Consolidated restaurant operating margin, a non-GAAP measure1, decreased by 390 basis points to 15.8 percent of sales in the fourth quarter of 2017, compared with 19.7 percent of sales in the year-ago quarter. Restaurant operating margin for Jack in the Box company restaurants, a non-GAAP measure1, decreased 180 basis points to 19.2 percent of sales. The decrease was due primarily to sales deleverage, higher repairs and maintenance costs and higher labor costs including wage inflation, which were partially offset by a decrease in food and packaging costs as a percentage of sales and the benefit of refranchising activities in 2017. The decrease in food and packaging costs as a percentage of sales resulted from favorable product mix changes and menu price increases, partially offset by commodity inflation of approximately 3.3 percent in the quarter. Restaurant operating margin for Qdoba company restaurants, a non-GAAP measure1, decreased 610 basis points to 11.2 percent of sales. The decrease was due primarily to the impact of new restaurant openings, an increase in food and packaging costs, sales deleverage, and the impact of wage inflation. The increase in food and packaging costs as a percentage of sales was impacted by unfavorable product mix, operating inefficiencies and commodity inflation of approximately 3.6 percent in the quarter, including a more than 50 percent spike in avocado prices, partially offset by a decrease in discounting.

Franchise margin, a non-GAAP measure1, as a percentage of total franchise revenues decreased to 52.2 percent in the fourth quarter from 53.7 percent in the prior year quarter. The decrease was due primarily to a decrease in rental revenues and royalties related to the 50 franchise-operated Jack in the Box restaurants the company took over in the second and third quarters of fiscal 2017, and an increase in franchise support and other costs. These decreases were partially offset by higher franchise fees related to the sale of 60 company-operated Jack in the Box restaurants to franchisees in the fourth quarter, as well as higher rental revenues and royalties related to the refranchising of 178 Jack in the Box restaurants in the second, third and fourth quarters of fiscal 2017.

SG&A expense for the fourth quarter decreased by $12.4 million and was 10.6 percent of revenues as compared to 12.1 percent in the prior year quarter. Key items contributing to the decrease were the impact of the company's restructuring activities, a $6.4 million decrease in incentive compensation, a $3.0 million decrease related to the 53rd week in the prior year, a $2.1 million decrease in pension and postretirement benefits, and mark-to-market adjustments on investments supporting the company's non-qualified retirement plans resulting in a $0.7 million year-over-year decrease in SG&A.

____________________________
(1) Restaurant operating margin and franchise margin are non-GAAP measures. These non-GAAP measures are reconciled to consolidated earnings from operations, the most comparable GAAP measure, in the attachment to this release. See "Reconciliation of Non-GAAP Measurements to GAAP Results."

Interest expense, net, increased by $3.0 million in the fourth quarter due to increased leverage and a higher effective interest rate for 2017.

The tax rate for the fourth quarter of 2017 was 38.1 percent versus 35.6 percent for the fourth quarter of 2016. The higher tax rate was due primarily to an increase in state taxes and an overall decrease in tax credits.

**LISTING:**
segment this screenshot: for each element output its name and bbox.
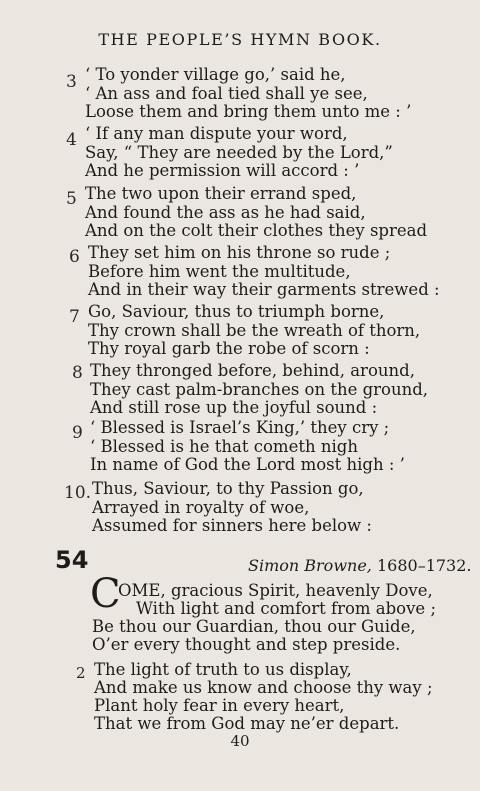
verse-number: 3 xyxy=(66,72,77,92)
page-number: 40 xyxy=(230,732,250,750)
verse-line: And still rose up the joyful sound : xyxy=(90,398,378,417)
verse-line: Arrayed in royalty of woe, xyxy=(92,498,310,517)
verse-line: Say, “ They are needed by the Lord,” xyxy=(85,143,393,162)
verse-line: And found the ass as he had said, xyxy=(85,203,366,222)
verse-number: 7 xyxy=(69,307,80,327)
verse-number: 10. xyxy=(64,483,92,503)
verse-number: 2 xyxy=(76,664,86,682)
verse-line: OME, gracious Spirit, heavenly Dove, xyxy=(118,581,433,600)
verse-line: In name of God the Lord most high : ’ xyxy=(90,455,405,474)
verse-line: Loose them and bring them unto me : ’ xyxy=(85,102,412,121)
verse-line: The two upon their errand sped, xyxy=(85,184,357,203)
hymn-author xyxy=(248,556,472,575)
verse-line: And on the colt their clothes they spread xyxy=(85,221,428,240)
verse-line: They set him on his throne so rude ; xyxy=(88,243,391,262)
running-header: THE PEOPLE’S HYMN BOOK. xyxy=(98,30,382,49)
verse-line: ‘ If any man dispute your word, xyxy=(85,124,348,143)
verse-line: That we from God may ne’er depart. xyxy=(94,714,400,733)
verse-line: O’er every thought and step preside. xyxy=(92,635,401,654)
verse-line: Plant holy fear in every heart, xyxy=(94,696,345,715)
verse-line: Go, Saviour, thus to triumph borne, xyxy=(88,302,385,321)
verse-line: ‘ An ass and foal tied shall ye see, xyxy=(85,84,368,103)
verse-number: 6 xyxy=(69,247,80,267)
verse-line: They cast palm-branches on the ground, xyxy=(90,380,429,399)
verse-line: Assumed for sinners here below : xyxy=(92,516,372,535)
hymn-number: 54 xyxy=(55,546,89,574)
verse-number: 9 xyxy=(72,423,83,443)
verse-line: And he permission will accord : ’ xyxy=(85,161,360,180)
author-dates: 1680–1732. xyxy=(376,556,472,575)
verse-line: ‘ Blessed is Israel’s King,’ they cry ; xyxy=(90,418,390,437)
verse-line: With light and comfort from above ; xyxy=(136,599,437,618)
verse-line: ‘ Blessed is he that cometh nigh xyxy=(90,437,358,456)
verse-line: Before him went the multitude, xyxy=(88,262,351,281)
verse-line: The light of truth to us display, xyxy=(94,660,352,679)
author-name: Simon Browne, xyxy=(248,556,372,575)
verse-line: Thus, Saviour, to thy Passion go, xyxy=(92,479,364,498)
verse-line: Thy royal garb the robe of scorn : xyxy=(88,339,370,358)
verse-number: 4 xyxy=(66,130,77,150)
verse-line: They thronged before, behind, around, xyxy=(90,361,415,380)
verse-number: 8 xyxy=(72,363,83,383)
verse-line: And make us know and choose thy way ; xyxy=(94,678,433,697)
verse-line: ‘ To yonder village go,’ said he, xyxy=(85,65,346,84)
verse-line: Be thou our Guardian, thou our Guide, xyxy=(92,617,416,636)
drop-cap: C xyxy=(90,571,121,617)
verse-line: And in their way their garments strewed : xyxy=(88,280,440,299)
verse-line: Thy crown shall be the wreath of thorn, xyxy=(88,321,421,340)
verse-number: 5 xyxy=(66,189,77,209)
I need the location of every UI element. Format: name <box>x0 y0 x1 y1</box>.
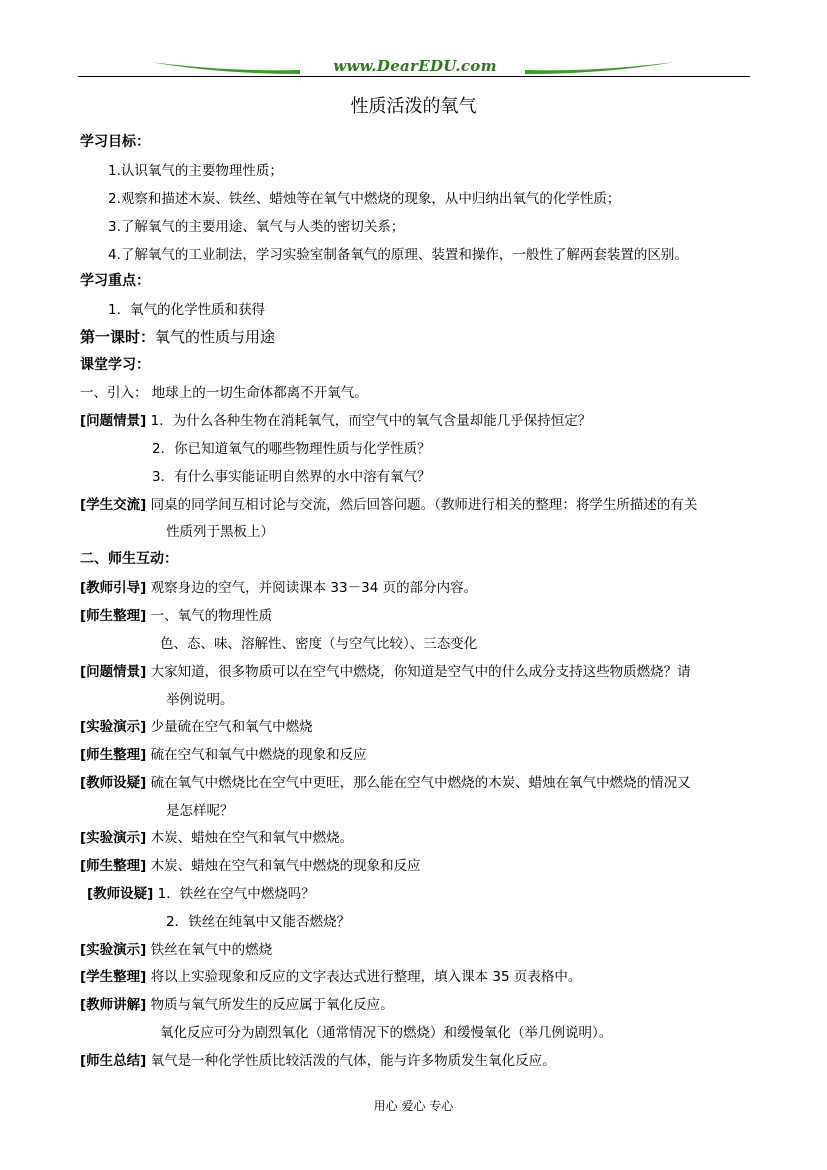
guide-tag: [教师引导] <box>80 580 147 596</box>
guide-text: 观察身边的空气，并阅读课本 33－34 页的部分内容。 <box>150 580 478 596</box>
q1-line-1 <box>80 409 591 429</box>
exchange-line-1 <box>80 493 697 513</box>
focus-item: 1．氧气的化学性质和获得 <box>108 302 266 318</box>
sort2-tag: [师生整理] <box>80 747 147 763</box>
goal-item: 1.认识氧气的主要物理性质； <box>108 163 283 179</box>
page-footer: 用心 爱心 专心 <box>373 1099 454 1113</box>
lecture-line-2: 氧化反应可分为剧烈氧化（通常情况下的燃烧）和缓慢氧化（举几例说明）。 <box>160 1025 613 1041</box>
q2-tag: [问题情景] <box>80 664 147 680</box>
lesson-label: 第一课时： <box>80 328 156 346</box>
demo3-tag: [实验演示] <box>80 942 147 958</box>
doubt1-line-2: 是怎样呢？ <box>166 803 234 819</box>
exchange-text: 同桌的同学间互相讨论与交流，然后回答问题。（教师进行相关的整理：将学生所描述的有关 <box>150 497 698 513</box>
sort3-tag: [师生整理] <box>80 858 147 874</box>
focus-heading: 学习重点： <box>80 273 150 289</box>
header-rule <box>78 76 750 77</box>
goals-heading: 学习目标： <box>80 134 150 150</box>
exchange-tag: [学生交流] <box>80 497 147 513</box>
summary-tag: [师生总结] <box>80 1053 147 1069</box>
demo2-line <box>80 826 353 846</box>
q1-line-2: 2．你已知道氧气的哪些物理性质与化学性质？ <box>152 441 431 457</box>
demo2-tag: [实验演示] <box>80 830 147 846</box>
lesson-topic: 氧气的性质与用途 <box>155 328 276 346</box>
intro-label: 一、引入： <box>80 385 148 401</box>
q2-text: 大家知道，很多物质可以在空气中燃烧，你知道是空气中的什么成分支持这些物质燃烧？请 <box>150 664 691 680</box>
sort1-tag: [师生整理] <box>80 608 147 624</box>
q2-line-1 <box>80 660 691 680</box>
lecture-line-1 <box>80 993 394 1013</box>
doubt1-text: 硫在氧气中燃烧比在空气中更旺，那么能在空气中燃烧的木炭、蜡烛在氧气中燃烧的情况又 <box>150 775 691 791</box>
lecture-text: 物质与氧气所发生的反应属于氧化反应。 <box>150 997 394 1013</box>
sort3-line <box>80 854 421 874</box>
demo3-line <box>80 938 272 958</box>
sort2-text: 硫在空气和氧气中燃烧的现象和反应 <box>150 747 367 763</box>
student-sort-text: 将以上实验现象和反应的文字表达式进行整理，填入课本 35 页表格中。 <box>150 969 582 985</box>
summary-text: 氧气是一种化学性质比较活泼的气体，能与许多物质发生氧化反应。 <box>150 1053 556 1069</box>
doubt1-line-1 <box>80 771 691 791</box>
student-sort-tag: [学生整理] <box>80 969 147 985</box>
q1-tag: [问题情景] <box>80 413 147 429</box>
site-logo[interactable]: www.DearEDU.com <box>333 57 497 75</box>
intro-line <box>80 381 368 401</box>
interact-heading: 二、师生互动： <box>80 551 178 567</box>
goal-item: 2.观察和描述木炭、铁丝、蜡烛等在氧气中燃烧的现象，从中归纳出氧气的化学性质； <box>108 191 621 207</box>
sort1-text: 一、氧气的物理性质 <box>150 608 273 624</box>
demo1-tag: [实验演示] <box>80 719 147 735</box>
demo1-text: 少量硫在空气和氧气中燃烧 <box>150 719 313 735</box>
demo3-text: 铁丝在氧气中的燃烧 <box>150 942 273 958</box>
q2-line-2: 举例说明。 <box>166 692 234 708</box>
sort3-text: 木炭、蜡烛在空气和氧气中燃烧的现象和反应 <box>150 858 421 874</box>
q1-text: 1．为什么各种生物在消耗氧气，而空气中的氧气含量却能几乎保持恒定？ <box>150 413 592 429</box>
lesson-heading <box>80 326 275 347</box>
summary-line <box>80 1049 556 1069</box>
student-sort-line <box>80 965 581 985</box>
exchange-line-2: 性质列于黑板上） <box>166 524 274 540</box>
doubt2-tag: [教师设疑] <box>87 886 154 902</box>
q1-line-3: 3．有什么事实能证明自然界的水中溶有氧气？ <box>152 469 431 485</box>
demo2-text: 木炭、蜡烛在空气和氧气中燃烧。 <box>150 830 354 846</box>
page-title: 性质活泼的氧气 <box>350 96 477 117</box>
lecture-tag: [教师讲解] <box>80 997 147 1013</box>
class-study-heading: 课堂学习： <box>80 357 150 373</box>
doubt2-line-1 <box>87 882 315 902</box>
sort1-line-2: 色、态、味、溶解性、密度（与空气比较）、三态变化 <box>160 636 478 652</box>
guide-line <box>80 576 477 596</box>
sort1-line-1 <box>80 604 272 624</box>
doubt1-tag: [教师设疑] <box>80 775 147 791</box>
goal-item: 3.了解氧气的主要用途、氧气与人类的密切关系； <box>108 219 405 235</box>
sort2-line <box>80 743 367 763</box>
intro-text: 地球上的一切生命体都离不开氧气。 <box>151 385 368 401</box>
demo1-line <box>80 715 313 735</box>
doubt2-line-2: 2．铁丝在纯氧中又能否燃烧？ <box>166 914 351 930</box>
goal-item: 4.了解氧气的工业制法，学习实验室制备氧气的原理、装置和操作，一般性了解两套装置的区别。 <box>108 247 688 263</box>
doubt2-text: 1．铁丝在空气中燃烧吗？ <box>157 886 315 902</box>
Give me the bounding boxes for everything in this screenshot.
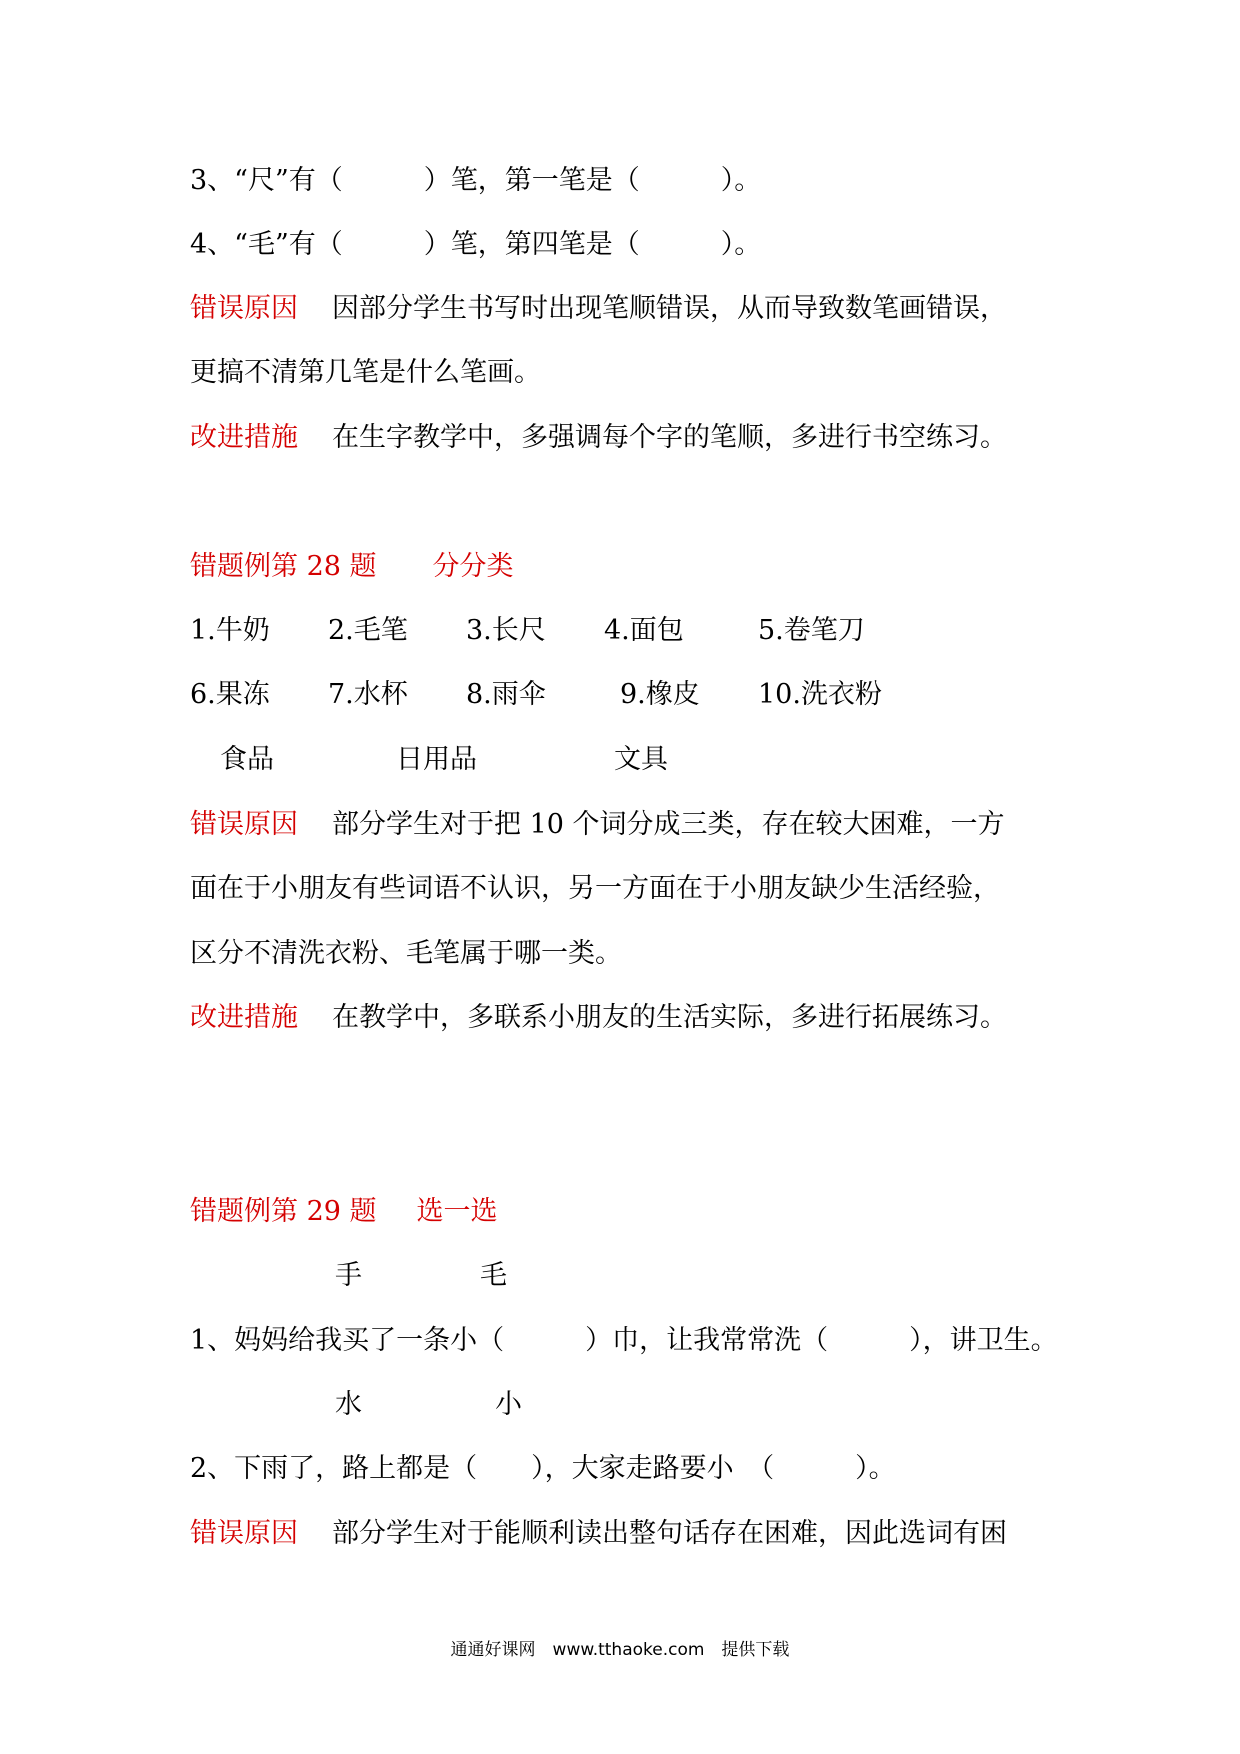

**DIRECTIVES:**
• a. According to the earnings excerpt, what was the tax rate for the fourth quarter of 2017?
• b. In the records, take the lines starting with the line with "guide-tag: [教师引导] <box>80 580 147 596</box>" and going on through the line with "goal-item: 1.认识氧气的主要物理性质； <box>108". Give only those lines again with "focus-item" replaced by "focus-point" and everything else unchanged.

**SOLVED PROBLEMS:**
• a. 38.1 percent

• b.
guide-tag: [教师引导] <box>80 580 147 596</box>
guide-text: 观察身边的空气，并阅读课本 33－34 页的部分内容。 <box>150 580 478 596</box>
q1-line-1 <box>80 409 591 429</box>
exchange-line-1 <box>80 493 697 513</box>
focus-point: 1．氧气的化学性质和获得 <box>108 302 266 318</box>
sort2-tag: [师生整理] <box>80 747 147 763</box>
goal-item: 1.认识氧气的主要物理性质； <box>108 163 283 179</box>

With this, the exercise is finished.